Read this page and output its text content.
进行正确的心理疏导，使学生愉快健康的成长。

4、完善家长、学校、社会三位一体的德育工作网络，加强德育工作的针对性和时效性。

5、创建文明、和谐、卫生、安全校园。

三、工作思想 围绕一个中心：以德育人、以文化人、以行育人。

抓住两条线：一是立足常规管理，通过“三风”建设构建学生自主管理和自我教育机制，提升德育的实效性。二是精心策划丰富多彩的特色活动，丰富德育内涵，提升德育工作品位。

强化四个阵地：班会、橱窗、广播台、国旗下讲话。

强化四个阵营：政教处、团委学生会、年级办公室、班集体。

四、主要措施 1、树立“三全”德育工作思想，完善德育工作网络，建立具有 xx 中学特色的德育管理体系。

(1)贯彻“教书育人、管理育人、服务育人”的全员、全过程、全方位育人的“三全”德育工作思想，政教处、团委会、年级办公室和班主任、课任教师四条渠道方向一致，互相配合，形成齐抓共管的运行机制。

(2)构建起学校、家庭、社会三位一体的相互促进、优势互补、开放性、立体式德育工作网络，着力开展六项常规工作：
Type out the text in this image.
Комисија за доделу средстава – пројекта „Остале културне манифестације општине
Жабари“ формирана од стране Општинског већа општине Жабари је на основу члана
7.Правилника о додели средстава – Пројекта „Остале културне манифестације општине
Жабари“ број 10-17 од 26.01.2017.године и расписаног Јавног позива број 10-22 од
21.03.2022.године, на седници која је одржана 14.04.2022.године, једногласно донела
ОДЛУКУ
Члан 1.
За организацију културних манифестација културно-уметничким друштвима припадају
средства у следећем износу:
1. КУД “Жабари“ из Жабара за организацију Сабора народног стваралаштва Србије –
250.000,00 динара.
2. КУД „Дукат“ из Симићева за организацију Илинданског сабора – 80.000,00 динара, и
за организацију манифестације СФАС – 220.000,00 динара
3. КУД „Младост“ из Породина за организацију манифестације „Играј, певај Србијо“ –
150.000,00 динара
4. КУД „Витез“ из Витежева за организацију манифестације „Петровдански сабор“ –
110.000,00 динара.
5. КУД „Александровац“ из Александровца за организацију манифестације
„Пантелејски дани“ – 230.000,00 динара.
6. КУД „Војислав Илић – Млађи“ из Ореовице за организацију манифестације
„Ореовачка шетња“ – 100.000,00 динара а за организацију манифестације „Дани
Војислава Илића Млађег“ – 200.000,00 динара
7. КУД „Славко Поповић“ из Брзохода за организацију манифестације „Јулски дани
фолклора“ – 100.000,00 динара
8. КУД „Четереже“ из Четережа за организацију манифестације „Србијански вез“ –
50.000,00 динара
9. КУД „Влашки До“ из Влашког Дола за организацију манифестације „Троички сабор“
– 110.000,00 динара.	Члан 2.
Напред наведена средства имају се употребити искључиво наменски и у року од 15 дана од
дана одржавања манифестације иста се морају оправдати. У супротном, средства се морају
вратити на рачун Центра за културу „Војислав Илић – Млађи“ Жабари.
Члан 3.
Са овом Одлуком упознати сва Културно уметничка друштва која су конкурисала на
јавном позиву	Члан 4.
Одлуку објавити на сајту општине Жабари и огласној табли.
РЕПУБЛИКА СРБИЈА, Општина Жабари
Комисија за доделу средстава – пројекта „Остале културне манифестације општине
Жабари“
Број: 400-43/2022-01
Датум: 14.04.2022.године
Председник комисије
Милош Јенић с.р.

⁂

### REQUEST
Take the listing above and write it out again exactly.

### IN RESPONSE
Read this page and output its text content.
进行正确的心理疏导，使学生愉快健康的成长。

4、完善家长、学校、社会三位一体的德育工作网络，加强德育工作的针对性和时效性。

5、创建文明、和谐、卫生、安全校园。

三、工作思想 围绕一个中心：以德育人、以文化人、以行育人。

抓住两条线：一是立足常规管理，通过“三风”建设构建学生自主管理和自我教育机制，提升德育的实效性。二是精心策划丰富多彩的特色活动，丰富德育内涵，提升德育工作品位。

强化四个阵地：班会、橱窗、广播台、国旗下讲话。

强化四个阵营：政教处、团委学生会、年级办公室、班集体。

四、主要措施 1、树立“三全”德育工作思想，完善德育工作网络，建立具有 xx 中学特色的德育管理体系。

(1)贯彻“教书育人、管理育人、服务育人”的全员、全过程、全方位育人的“三全”德育工作思想，政教处、团委会、年级办公室和班主任、课任教师四条渠道方向一致，互相配合，形成齐抓共管的运行机制。

(2)构建起学校、家庭、社会三位一体的相互促进、优势互补、开放性、立体式德育工作网络，着力开展六项常规工作：
Type out the text in this image.
Комисија за доделу средстава – пројекта „Остале културне манифестације општине
Жабари“ формирана од стране Општинског већа општине Жабари је на основу члана
7.Правилника о додели средстава – Пројекта „Остале културне манифестације општине
Жабари“ број 10-17 од 26.01.2017.године и расписаног Јавног позива број 10-22 од
21.03.2022.године, на седници која је одржана 14.04.2022.године, једногласно донела
ОДЛУКУ
Члан 1.
За организацију културних манифестација културно-уметничким друштвима припадају
средства у следећем износу:
1. КУД “Жабари“ из Жабара за организацију Сабора народног стваралаштва Србије –
250.000,00 динара.
2. КУД „Дукат“ из Симићева за организацију Илинданског сабора – 80.000,00 динара, и
за организацију манифестације СФАС – 220.000,00 динара
3. КУД „Младост“ из Породина за организацију манифестације „Играј, певај Србијо“ –
150.000,00 динара
4. КУД „Витез“ из Витежева за организацију манифестације „Петровдански сабор“ –
110.000,00 динара.
5. КУД „Александровац“ из Александровца за организацију манифестације
„Пантелејски дани“ – 230.000,00 динара.
6. КУД „Војислав Илић – Млађи“ из Ореовице за организацију манифестације
„Ореовачка шетња“ – 100.000,00 динара а за организацију манифестације „Дани
Војислава Илића Млађег“ – 200.000,00 динара
7. КУД „Славко Поповић“ из Брзохода за организацију манифестације „Јулски дани
фолклора“ – 100.000,00 динара
8. КУД „Четереже“ из Четережа за организацију манифестације „Србијански вез“ –
50.000,00 динара
9. КУД „Влашки До“ из Влашког Дола за организацију манифестације „Троички сабор“
– 110.000,00 динара.	Члан 2.
Напред наведена средства имају се употребити искључиво наменски и у року од 15 дана од
дана одржавања манифестације иста се морају оправдати. У супротном, средства се морају
вратити на рачун Центра за културу „Војислав Илић – Млађи“ Жабари.
Члан 3.
Са овом Одлуком упознати сва Културно уметничка друштва која су конкурисала на
јавном позиву	Члан 4.
Одлуку објавити на сајту општине Жабари и огласној табли.
РЕПУБЛИКА СРБИЈА, Општина Жабари
Комисија за доделу средстава – пројекта „Остале културне манифестације општине
Жабари“
Број: 400-43/2022-01
Датум: 14.04.2022.године
Председник комисије
Милош Јенић с.р.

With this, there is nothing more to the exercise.